Stored entries
☆ ☆ ☆ ☆

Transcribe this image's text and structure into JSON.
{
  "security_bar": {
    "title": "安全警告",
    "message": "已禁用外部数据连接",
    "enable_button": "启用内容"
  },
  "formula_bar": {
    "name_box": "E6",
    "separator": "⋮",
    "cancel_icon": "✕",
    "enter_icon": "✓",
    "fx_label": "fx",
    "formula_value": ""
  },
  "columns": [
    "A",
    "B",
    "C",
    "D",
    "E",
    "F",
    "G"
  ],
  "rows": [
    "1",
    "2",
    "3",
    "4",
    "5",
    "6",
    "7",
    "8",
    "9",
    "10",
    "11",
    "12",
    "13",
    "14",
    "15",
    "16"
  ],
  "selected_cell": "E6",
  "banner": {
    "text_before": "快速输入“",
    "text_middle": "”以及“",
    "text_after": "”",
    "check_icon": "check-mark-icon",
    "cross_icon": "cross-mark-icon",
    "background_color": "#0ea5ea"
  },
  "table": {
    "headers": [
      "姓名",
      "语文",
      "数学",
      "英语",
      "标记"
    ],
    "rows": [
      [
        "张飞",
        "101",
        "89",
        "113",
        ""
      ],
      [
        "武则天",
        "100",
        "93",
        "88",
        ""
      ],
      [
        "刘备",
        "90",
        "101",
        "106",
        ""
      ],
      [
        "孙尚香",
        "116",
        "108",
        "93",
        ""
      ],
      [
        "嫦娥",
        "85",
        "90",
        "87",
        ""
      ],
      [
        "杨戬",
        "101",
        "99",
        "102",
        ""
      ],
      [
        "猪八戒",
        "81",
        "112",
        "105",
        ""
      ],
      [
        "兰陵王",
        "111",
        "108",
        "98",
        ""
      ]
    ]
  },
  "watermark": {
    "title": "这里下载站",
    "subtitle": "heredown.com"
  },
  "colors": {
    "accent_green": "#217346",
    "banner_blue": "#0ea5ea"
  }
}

☆ ☆ ☆ ☆

*Written instruction*:
Extract all the material, leaving every line as it is.

*Complete response*:
Transcribe this image's text and structure into JSON.
{
  "security_bar": {
    "title": "安全警告",
    "message": "已禁用外部数据连接",
    "enable_button": "启用内容"
  },
  "formula_bar": {
    "name_box": "E6",
    "separator": "⋮",
    "cancel_icon": "✕",
    "enter_icon": "✓",
    "fx_label": "fx",
    "formula_value": ""
  },
  "columns": [
    "A",
    "B",
    "C",
    "D",
    "E",
    "F",
    "G"
  ],
  "rows": [
    "1",
    "2",
    "3",
    "4",
    "5",
    "6",
    "7",
    "8",
    "9",
    "10",
    "11",
    "12",
    "13",
    "14",
    "15",
    "16"
  ],
  "selected_cell": "E6",
  "banner": {
    "text_before": "快速输入“",
    "text_middle": "”以及“",
    "text_after": "”",
    "check_icon": "check-mark-icon",
    "cross_icon": "cross-mark-icon",
    "background_color": "#0ea5ea"
  },
  "table": {
    "headers": [
      "姓名",
      "语文",
      "数学",
      "英语",
      "标记"
    ],
    "rows": [
      [
        "张飞",
        "101",
        "89",
        "113",
        ""
      ],
      [
        "武则天",
        "100",
        "93",
        "88",
        ""
      ],
      [
        "刘备",
        "90",
        "101",
        "106",
        ""
      ],
      [
        "孙尚香",
        "116",
        "108",
        "93",
        ""
      ],
      [
        "嫦娥",
        "85",
        "90",
        "87",
        ""
      ],
      [
        "杨戬",
        "101",
        "99",
        "102",
        ""
      ],
      [
        "猪八戒",
        "81",
        "112",
        "105",
        ""
      ],
      [
        "兰陵王",
        "111",
        "108",
        "98",
        ""
      ]
    ]
  },
  "watermark": {
    "title": "这里下载站",
    "subtitle": "heredown.com"
  },
  "colors": {
    "accent_green": "#217346",
    "banner_blue": "#0ea5ea"
  }
}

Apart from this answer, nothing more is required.